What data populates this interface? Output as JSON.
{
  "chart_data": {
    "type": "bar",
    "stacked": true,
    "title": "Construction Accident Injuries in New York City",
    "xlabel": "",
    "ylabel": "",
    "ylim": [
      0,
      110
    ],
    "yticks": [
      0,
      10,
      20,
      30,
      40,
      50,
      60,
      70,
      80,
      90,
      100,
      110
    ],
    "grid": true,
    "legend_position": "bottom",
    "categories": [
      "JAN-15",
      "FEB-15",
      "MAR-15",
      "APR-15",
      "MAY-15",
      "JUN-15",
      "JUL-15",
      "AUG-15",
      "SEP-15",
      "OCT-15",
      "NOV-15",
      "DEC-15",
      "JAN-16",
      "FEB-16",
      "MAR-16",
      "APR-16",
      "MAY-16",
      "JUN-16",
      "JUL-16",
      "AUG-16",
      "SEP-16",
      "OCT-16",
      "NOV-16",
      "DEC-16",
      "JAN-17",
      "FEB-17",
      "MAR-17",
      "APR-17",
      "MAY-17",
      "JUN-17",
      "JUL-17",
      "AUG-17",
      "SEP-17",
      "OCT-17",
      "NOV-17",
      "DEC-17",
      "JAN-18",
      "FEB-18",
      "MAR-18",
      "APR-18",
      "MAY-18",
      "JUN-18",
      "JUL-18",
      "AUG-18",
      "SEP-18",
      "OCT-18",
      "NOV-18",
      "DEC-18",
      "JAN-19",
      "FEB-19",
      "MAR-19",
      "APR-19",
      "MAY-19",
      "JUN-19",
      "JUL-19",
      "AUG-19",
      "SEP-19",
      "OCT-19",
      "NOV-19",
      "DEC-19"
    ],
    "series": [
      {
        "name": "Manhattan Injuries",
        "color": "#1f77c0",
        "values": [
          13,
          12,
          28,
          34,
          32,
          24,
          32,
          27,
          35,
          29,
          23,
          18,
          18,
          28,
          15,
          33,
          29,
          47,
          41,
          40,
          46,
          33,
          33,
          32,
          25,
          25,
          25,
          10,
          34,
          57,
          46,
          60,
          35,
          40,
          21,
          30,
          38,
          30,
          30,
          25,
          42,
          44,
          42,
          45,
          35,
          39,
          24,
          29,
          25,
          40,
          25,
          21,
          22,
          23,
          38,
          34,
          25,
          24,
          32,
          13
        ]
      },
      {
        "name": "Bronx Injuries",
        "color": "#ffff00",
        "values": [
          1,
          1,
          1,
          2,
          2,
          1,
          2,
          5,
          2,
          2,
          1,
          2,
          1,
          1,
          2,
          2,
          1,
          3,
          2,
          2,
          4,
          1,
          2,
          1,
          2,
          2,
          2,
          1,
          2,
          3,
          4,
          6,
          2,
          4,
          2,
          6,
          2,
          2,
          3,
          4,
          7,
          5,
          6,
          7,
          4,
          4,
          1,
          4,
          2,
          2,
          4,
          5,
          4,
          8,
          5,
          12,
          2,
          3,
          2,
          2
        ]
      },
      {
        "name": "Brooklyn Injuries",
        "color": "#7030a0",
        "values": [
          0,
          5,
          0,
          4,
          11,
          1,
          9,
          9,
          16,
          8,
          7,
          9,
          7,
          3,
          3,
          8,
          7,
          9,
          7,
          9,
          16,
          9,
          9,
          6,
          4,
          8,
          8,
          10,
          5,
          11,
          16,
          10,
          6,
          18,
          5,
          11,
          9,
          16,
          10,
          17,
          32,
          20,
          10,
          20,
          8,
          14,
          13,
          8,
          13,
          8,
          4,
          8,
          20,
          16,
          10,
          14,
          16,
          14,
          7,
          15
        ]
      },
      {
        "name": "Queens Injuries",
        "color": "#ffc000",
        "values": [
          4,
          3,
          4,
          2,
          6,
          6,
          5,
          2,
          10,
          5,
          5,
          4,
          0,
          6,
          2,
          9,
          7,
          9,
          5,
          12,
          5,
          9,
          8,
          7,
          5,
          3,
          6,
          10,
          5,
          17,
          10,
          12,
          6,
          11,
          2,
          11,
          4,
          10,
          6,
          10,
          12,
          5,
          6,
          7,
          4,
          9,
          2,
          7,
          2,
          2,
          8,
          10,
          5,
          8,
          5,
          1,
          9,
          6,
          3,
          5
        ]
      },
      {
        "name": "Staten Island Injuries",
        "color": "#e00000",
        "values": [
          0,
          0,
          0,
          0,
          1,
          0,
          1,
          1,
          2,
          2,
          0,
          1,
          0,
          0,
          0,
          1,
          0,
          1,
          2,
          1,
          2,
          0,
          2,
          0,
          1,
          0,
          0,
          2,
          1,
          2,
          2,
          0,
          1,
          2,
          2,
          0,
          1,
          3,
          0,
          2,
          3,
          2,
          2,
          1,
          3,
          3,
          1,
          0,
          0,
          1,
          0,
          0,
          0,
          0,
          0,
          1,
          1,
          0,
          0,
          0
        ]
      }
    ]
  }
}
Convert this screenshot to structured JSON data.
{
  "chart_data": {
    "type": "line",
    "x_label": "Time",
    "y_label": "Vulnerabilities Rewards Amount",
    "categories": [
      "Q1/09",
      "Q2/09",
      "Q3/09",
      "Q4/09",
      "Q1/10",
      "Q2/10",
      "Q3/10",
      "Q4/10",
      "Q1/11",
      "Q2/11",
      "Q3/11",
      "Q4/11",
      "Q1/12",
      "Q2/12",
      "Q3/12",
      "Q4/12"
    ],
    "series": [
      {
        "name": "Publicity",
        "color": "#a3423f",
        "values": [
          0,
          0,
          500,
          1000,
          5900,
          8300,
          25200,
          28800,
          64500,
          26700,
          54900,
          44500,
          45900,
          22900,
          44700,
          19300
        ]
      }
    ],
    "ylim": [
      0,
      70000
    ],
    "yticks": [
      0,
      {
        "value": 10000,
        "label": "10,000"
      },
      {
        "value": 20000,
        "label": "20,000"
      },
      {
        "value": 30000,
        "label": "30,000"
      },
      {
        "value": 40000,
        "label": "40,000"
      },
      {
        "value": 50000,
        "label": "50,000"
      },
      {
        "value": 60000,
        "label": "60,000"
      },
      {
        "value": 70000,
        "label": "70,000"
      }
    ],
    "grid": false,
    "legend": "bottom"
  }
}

------------------------------

* Directions for this task *
Return every line exactly.

* Task output *
What data populates this interface? Output as JSON.
{
  "chart_data": {
    "type": "bar",
    "stacked": true,
    "title": "Construction Accident Injuries in New York City",
    "xlabel": "",
    "ylabel": "",
    "ylim": [
      0,
      110
    ],
    "yticks": [
      0,
      10,
      20,
      30,
      40,
      50,
      60,
      70,
      80,
      90,
      100,
      110
    ],
    "grid": true,
    "legend_position": "bottom",
    "categories": [
      "JAN-15",
      "FEB-15",
      "MAR-15",
      "APR-15",
      "MAY-15",
      "JUN-15",
      "JUL-15",
      "AUG-15",
      "SEP-15",
      "OCT-15",
      "NOV-15",
      "DEC-15",
      "JAN-16",
      "FEB-16",
      "MAR-16",
      "APR-16",
      "MAY-16",
      "JUN-16",
      "JUL-16",
      "AUG-16",
      "SEP-16",
      "OCT-16",
      "NOV-16",
      "DEC-16",
      "JAN-17",
      "FEB-17",
      "MAR-17",
      "APR-17",
      "MAY-17",
      "JUN-17",
      "JUL-17",
      "AUG-17",
      "SEP-17",
      "OCT-17",
      "NOV-17",
      "DEC-17",
      "JAN-18",
      "FEB-18",
      "MAR-18",
      "APR-18",
      "MAY-18",
      "JUN-18",
      "JUL-18",
      "AUG-18",
      "SEP-18",
      "OCT-18",
      "NOV-18",
      "DEC-18",
      "JAN-19",
      "FEB-19",
      "MAR-19",
      "APR-19",
      "MAY-19",
      "JUN-19",
      "JUL-19",
      "AUG-19",
      "SEP-19",
      "OCT-19",
      "NOV-19",
      "DEC-19"
    ],
    "series": [
      {
        "name": "Manhattan Injuries",
        "color": "#1f77c0",
        "values": [
          13,
          12,
          28,
          34,
          32,
          24,
          32,
          27,
          35,
          29,
          23,
          18,
          18,
          28,
          15,
          33,
          29,
          47,
          41,
          40,
          46,
          33,
          33,
          32,
          25,
          25,
          25,
          10,
          34,
          57,
          46,
          60,
          35,
          40,
          21,
          30,
          38,
          30,
          30,
          25,
          42,
          44,
          42,
          45,
          35,
          39,
          24,
          29,
          25,
          40,
          25,
          21,
          22,
          23,
          38,
          34,
          25,
          24,
          32,
          13
        ]
      },
      {
        "name": "Bronx Injuries",
        "color": "#ffff00",
        "values": [
          1,
          1,
          1,
          2,
          2,
          1,
          2,
          5,
          2,
          2,
          1,
          2,
          1,
          1,
          2,
          2,
          1,
          3,
          2,
          2,
          4,
          1,
          2,
          1,
          2,
          2,
          2,
          1,
          2,
          3,
          4,
          6,
          2,
          4,
          2,
          6,
          2,
          2,
          3,
          4,
          7,
          5,
          6,
          7,
          4,
          4,
          1,
          4,
          2,
          2,
          4,
          5,
          4,
          8,
          5,
          12,
          2,
          3,
          2,
          2
        ]
      },
      {
        "name": "Brooklyn Injuries",
        "color": "#7030a0",
        "values": [
          0,
          5,
          0,
          4,
          11,
          1,
          9,
          9,
          16,
          8,
          7,
          9,
          7,
          3,
          3,
          8,
          7,
          9,
          7,
          9,
          16,
          9,
          9,
          6,
          4,
          8,
          8,
          10,
          5,
          11,
          16,
          10,
          6,
          18,
          5,
          11,
          9,
          16,
          10,
          17,
          32,
          20,
          10,
          20,
          8,
          14,
          13,
          8,
          13,
          8,
          4,
          8,
          20,
          16,
          10,
          14,
          16,
          14,
          7,
          15
        ]
      },
      {
        "name": "Queens Injuries",
        "color": "#ffc000",
        "values": [
          4,
          3,
          4,
          2,
          6,
          6,
          5,
          2,
          10,
          5,
          5,
          4,
          0,
          6,
          2,
          9,
          7,
          9,
          5,
          12,
          5,
          9,
          8,
          7,
          5,
          3,
          6,
          10,
          5,
          17,
          10,
          12,
          6,
          11,
          2,
          11,
          4,
          10,
          6,
          10,
          12,
          5,
          6,
          7,
          4,
          9,
          2,
          7,
          2,
          2,
          8,
          10,
          5,
          8,
          5,
          1,
          9,
          6,
          3,
          5
        ]
      },
      {
        "name": "Staten Island Injuries",
        "color": "#e00000",
        "values": [
          0,
          0,
          0,
          0,
          1,
          0,
          1,
          1,
          2,
          2,
          0,
          1,
          0,
          0,
          0,
          1,
          0,
          1,
          2,
          1,
          2,
          0,
          2,
          0,
          1,
          0,
          0,
          2,
          1,
          2,
          2,
          0,
          1,
          2,
          2,
          0,
          1,
          3,
          0,
          2,
          3,
          2,
          2,
          1,
          3,
          3,
          1,
          0,
          0,
          1,
          0,
          0,
          0,
          0,
          0,
          1,
          1,
          0,
          0,
          0
        ]
      }
    ]
  }
}
Convert this screenshot to structured JSON data.
{
  "chart_data": {
    "type": "line",
    "x_label": "Time",
    "y_label": "Vulnerabilities Rewards Amount",
    "categories": [
      "Q1/09",
      "Q2/09",
      "Q3/09",
      "Q4/09",
      "Q1/10",
      "Q2/10",
      "Q3/10",
      "Q4/10",
      "Q1/11",
      "Q2/11",
      "Q3/11",
      "Q4/11",
      "Q1/12",
      "Q2/12",
      "Q3/12",
      "Q4/12"
    ],
    "series": [
      {
        "name": "Publicity",
        "color": "#a3423f",
        "values": [
          0,
          0,
          500,
          1000,
          5900,
          8300,
          25200,
          28800,
          64500,
          26700,
          54900,
          44500,
          45900,
          22900,
          44700,
          19300
        ]
      }
    ],
    "ylim": [
      0,
      70000
    ],
    "yticks": [
      0,
      {
        "value": 10000,
        "label": "10,000"
      },
      {
        "value": 20000,
        "label": "20,000"
      },
      {
        "value": 30000,
        "label": "30,000"
      },
      {
        "value": 40000,
        "label": "40,000"
      },
      {
        "value": 50000,
        "label": "50,000"
      },
      {
        "value": 60000,
        "label": "60,000"
      },
      {
        "value": 70000,
        "label": "70,000"
      }
    ],
    "grid": false,
    "legend": "bottom"
  }
}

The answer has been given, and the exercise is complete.